▸ **DIRECTION**:
For each line below that includes the word "text", make a copy.

[Dataset entries]
·····

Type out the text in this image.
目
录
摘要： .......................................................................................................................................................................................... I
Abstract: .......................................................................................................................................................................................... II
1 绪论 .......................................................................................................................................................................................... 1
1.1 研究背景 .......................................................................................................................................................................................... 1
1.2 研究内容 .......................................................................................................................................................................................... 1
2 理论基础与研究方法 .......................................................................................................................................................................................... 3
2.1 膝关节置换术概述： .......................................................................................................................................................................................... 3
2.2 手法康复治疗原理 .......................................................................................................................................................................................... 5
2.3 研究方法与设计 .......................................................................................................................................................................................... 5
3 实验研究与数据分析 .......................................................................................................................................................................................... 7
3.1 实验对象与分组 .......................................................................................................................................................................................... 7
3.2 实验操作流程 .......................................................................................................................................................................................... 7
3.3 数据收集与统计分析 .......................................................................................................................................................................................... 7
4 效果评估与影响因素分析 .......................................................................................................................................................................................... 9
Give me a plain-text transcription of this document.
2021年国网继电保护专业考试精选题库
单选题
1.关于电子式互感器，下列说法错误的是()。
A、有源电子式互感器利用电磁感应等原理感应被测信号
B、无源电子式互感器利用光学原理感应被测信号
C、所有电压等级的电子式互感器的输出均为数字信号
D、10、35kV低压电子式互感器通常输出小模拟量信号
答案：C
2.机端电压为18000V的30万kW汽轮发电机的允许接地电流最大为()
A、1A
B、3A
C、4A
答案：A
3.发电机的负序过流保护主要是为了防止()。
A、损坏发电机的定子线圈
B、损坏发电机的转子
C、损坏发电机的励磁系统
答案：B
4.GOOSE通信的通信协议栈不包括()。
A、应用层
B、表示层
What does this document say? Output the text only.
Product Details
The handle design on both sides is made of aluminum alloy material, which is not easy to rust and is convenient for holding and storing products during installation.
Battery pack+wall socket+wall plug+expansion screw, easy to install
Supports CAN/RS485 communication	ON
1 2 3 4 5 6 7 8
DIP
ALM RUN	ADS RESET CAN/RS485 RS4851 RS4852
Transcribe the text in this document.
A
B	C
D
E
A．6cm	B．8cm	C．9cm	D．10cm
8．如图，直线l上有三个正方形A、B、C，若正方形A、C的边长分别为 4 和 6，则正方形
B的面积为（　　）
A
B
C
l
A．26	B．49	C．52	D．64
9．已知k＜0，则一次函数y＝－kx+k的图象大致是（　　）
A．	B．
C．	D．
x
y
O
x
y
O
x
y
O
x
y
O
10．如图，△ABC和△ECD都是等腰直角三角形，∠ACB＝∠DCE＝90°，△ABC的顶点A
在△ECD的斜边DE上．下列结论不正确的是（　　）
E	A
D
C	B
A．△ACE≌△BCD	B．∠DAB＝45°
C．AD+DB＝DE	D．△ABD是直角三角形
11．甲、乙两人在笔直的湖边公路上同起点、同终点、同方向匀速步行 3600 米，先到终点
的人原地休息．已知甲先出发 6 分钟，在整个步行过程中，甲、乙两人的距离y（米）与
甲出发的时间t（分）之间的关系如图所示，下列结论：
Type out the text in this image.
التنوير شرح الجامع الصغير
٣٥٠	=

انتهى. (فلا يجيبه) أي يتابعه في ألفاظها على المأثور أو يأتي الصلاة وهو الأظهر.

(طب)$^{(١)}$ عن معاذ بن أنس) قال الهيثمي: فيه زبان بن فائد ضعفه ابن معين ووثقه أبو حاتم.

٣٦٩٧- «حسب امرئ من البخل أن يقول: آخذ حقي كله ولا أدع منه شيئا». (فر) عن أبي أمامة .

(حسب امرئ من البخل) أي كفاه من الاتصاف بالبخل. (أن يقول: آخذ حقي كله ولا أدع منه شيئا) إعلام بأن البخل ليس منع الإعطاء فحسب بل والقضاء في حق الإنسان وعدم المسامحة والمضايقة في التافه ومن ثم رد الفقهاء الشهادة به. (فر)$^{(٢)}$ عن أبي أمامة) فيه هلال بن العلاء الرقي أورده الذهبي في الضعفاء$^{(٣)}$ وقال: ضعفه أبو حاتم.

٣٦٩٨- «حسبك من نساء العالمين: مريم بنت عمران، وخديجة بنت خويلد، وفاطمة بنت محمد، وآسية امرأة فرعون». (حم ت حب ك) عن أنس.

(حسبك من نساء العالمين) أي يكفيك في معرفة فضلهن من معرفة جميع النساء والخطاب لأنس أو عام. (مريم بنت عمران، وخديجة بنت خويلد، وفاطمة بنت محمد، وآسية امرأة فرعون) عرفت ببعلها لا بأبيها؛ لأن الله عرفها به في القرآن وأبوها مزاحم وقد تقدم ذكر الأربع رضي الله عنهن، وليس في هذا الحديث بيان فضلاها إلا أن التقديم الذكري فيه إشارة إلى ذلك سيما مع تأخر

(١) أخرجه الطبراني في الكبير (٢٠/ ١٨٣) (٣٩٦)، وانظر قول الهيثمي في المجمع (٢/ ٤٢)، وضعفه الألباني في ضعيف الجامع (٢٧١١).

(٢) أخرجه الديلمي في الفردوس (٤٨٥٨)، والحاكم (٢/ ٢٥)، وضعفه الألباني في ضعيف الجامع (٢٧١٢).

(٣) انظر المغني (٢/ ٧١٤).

·····

▸ **REPLY TO THE TASK**:
Type out the text in this image.
Give me a plain-text transcription of this document.
What does this document say? Output the text only.
Transcribe the text in this document.
Type out the text in this image.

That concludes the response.